# DIRECTIVE
Scan the material for the word "structure", and copy each line where it shows up.

..........

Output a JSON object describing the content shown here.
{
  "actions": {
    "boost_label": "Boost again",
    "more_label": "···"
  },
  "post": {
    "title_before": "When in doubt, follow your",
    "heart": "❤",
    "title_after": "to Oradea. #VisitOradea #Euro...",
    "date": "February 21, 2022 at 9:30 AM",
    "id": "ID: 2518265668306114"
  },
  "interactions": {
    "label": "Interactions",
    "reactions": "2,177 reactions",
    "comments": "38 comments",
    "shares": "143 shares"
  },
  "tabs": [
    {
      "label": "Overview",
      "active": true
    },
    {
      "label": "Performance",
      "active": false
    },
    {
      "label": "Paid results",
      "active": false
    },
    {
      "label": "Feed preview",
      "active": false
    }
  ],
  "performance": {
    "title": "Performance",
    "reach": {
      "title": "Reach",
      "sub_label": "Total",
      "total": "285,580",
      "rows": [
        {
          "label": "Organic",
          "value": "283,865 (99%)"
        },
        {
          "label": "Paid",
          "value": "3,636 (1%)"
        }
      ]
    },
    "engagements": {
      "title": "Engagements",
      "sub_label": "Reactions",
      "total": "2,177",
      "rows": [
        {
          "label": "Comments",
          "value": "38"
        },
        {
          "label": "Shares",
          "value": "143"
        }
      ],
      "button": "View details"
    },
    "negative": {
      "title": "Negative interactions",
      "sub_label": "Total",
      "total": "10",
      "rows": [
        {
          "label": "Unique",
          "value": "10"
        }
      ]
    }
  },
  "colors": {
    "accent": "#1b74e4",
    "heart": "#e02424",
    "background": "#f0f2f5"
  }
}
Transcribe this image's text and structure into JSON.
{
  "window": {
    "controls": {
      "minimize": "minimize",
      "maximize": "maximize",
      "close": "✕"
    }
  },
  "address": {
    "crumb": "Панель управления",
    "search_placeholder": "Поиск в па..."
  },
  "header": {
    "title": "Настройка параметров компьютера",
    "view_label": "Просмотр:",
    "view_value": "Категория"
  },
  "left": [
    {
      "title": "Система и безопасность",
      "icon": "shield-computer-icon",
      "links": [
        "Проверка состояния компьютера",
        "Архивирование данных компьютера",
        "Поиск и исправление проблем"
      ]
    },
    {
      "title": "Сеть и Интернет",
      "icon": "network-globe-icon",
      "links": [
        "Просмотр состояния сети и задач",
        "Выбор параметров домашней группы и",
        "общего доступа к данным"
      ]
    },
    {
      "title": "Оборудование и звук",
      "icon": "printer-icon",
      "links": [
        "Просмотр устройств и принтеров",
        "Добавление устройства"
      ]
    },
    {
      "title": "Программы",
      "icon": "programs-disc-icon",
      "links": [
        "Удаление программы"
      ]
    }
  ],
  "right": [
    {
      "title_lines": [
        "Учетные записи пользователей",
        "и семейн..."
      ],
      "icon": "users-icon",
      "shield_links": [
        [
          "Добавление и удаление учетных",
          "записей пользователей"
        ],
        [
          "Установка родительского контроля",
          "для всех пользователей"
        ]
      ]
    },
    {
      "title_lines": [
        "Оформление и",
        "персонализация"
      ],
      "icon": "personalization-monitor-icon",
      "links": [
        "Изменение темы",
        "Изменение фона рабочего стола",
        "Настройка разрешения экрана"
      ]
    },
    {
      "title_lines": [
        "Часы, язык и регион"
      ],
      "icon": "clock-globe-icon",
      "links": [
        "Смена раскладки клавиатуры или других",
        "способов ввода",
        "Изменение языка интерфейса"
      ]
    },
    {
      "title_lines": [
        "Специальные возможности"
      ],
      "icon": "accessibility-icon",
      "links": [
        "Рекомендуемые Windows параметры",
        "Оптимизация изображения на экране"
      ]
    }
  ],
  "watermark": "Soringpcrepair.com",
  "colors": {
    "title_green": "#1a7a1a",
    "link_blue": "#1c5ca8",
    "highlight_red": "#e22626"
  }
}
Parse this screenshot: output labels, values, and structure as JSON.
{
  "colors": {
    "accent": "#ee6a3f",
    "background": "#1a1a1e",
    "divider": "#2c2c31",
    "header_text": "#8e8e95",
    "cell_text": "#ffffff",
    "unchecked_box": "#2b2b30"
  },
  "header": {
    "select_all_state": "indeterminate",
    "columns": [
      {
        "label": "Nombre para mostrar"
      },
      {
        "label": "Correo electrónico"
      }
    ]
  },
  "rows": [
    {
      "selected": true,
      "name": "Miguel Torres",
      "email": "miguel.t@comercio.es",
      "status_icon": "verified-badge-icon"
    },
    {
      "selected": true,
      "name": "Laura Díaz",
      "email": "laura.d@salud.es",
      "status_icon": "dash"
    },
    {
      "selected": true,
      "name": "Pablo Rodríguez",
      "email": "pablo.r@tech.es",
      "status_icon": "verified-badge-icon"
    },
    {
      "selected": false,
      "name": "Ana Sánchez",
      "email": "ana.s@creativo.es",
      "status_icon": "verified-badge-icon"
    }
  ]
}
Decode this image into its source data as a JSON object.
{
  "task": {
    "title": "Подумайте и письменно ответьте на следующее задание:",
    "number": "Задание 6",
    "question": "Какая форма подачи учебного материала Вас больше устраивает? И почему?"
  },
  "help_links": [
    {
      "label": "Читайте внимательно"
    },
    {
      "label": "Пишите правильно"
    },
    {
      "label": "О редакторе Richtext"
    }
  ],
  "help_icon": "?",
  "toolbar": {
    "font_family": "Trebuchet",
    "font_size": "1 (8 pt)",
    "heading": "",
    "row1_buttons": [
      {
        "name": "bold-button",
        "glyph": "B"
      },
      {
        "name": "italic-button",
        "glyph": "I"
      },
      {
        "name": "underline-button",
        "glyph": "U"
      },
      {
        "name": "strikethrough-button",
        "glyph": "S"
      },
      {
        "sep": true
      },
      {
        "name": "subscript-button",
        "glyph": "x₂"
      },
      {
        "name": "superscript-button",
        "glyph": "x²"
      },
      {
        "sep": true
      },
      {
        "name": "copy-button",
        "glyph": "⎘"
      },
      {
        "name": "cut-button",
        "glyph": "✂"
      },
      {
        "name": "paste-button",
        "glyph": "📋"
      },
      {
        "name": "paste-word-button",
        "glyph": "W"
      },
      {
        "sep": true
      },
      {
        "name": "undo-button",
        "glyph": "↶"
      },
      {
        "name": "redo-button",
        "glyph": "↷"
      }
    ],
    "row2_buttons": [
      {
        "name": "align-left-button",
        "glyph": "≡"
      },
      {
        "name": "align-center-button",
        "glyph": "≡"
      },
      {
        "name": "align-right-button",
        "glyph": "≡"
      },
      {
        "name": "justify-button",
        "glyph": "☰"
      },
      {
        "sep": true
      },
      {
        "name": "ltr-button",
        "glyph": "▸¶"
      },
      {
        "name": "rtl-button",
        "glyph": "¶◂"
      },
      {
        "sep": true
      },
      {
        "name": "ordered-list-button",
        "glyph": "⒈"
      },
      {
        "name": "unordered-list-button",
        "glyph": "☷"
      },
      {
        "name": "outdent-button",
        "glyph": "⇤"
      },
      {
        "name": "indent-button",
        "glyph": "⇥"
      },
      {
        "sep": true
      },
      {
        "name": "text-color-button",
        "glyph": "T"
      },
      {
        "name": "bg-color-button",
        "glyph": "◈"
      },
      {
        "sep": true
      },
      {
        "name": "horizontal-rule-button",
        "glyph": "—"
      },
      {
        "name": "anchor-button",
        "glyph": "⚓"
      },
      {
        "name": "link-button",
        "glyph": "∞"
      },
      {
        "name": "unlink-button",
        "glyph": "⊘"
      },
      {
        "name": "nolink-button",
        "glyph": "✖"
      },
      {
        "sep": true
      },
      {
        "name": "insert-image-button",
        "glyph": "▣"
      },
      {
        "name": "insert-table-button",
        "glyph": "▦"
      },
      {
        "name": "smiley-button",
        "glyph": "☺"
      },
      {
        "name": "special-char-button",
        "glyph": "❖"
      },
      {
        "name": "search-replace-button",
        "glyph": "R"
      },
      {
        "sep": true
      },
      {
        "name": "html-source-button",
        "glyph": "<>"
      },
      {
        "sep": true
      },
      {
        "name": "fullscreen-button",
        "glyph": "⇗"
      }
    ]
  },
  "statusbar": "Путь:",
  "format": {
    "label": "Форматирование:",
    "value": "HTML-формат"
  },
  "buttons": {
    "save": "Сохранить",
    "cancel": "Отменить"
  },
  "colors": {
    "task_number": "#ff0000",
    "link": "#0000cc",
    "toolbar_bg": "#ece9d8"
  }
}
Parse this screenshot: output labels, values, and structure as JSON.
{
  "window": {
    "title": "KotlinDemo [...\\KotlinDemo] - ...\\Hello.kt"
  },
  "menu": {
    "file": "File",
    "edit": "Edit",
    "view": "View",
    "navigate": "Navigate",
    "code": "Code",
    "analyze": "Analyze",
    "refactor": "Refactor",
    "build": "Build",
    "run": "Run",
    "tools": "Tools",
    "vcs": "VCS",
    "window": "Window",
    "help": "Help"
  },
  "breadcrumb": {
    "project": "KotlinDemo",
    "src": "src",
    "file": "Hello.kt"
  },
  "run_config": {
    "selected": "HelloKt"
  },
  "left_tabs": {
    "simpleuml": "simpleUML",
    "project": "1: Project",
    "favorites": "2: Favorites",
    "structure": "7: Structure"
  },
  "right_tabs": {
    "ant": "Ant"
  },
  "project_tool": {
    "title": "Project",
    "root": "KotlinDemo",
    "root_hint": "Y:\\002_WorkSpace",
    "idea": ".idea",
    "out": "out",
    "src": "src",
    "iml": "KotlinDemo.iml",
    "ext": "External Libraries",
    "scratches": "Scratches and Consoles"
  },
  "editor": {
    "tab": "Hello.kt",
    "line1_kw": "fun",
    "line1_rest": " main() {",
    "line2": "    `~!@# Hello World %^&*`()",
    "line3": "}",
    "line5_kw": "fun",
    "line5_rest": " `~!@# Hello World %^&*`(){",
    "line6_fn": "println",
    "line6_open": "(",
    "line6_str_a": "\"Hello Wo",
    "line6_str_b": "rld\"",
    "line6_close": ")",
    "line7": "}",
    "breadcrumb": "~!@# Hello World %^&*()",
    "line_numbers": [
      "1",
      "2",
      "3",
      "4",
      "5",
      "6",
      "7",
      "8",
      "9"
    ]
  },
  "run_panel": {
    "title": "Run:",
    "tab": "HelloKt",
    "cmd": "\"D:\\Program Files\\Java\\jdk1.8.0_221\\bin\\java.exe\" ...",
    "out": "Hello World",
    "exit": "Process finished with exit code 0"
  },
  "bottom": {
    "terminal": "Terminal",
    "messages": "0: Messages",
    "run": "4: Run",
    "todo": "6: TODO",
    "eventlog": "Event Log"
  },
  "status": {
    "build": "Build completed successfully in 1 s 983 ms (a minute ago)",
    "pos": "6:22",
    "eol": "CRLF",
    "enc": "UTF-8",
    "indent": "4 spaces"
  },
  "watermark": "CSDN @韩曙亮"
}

..........

# CORRECT RESULT
Transcribe this image's text and structure into JSON.
Parse this screenshot: output labels, values, and structure as JSON.
Parse this screenshot: output labels, values, and structure as JSON.
    "structure": "7: Structure"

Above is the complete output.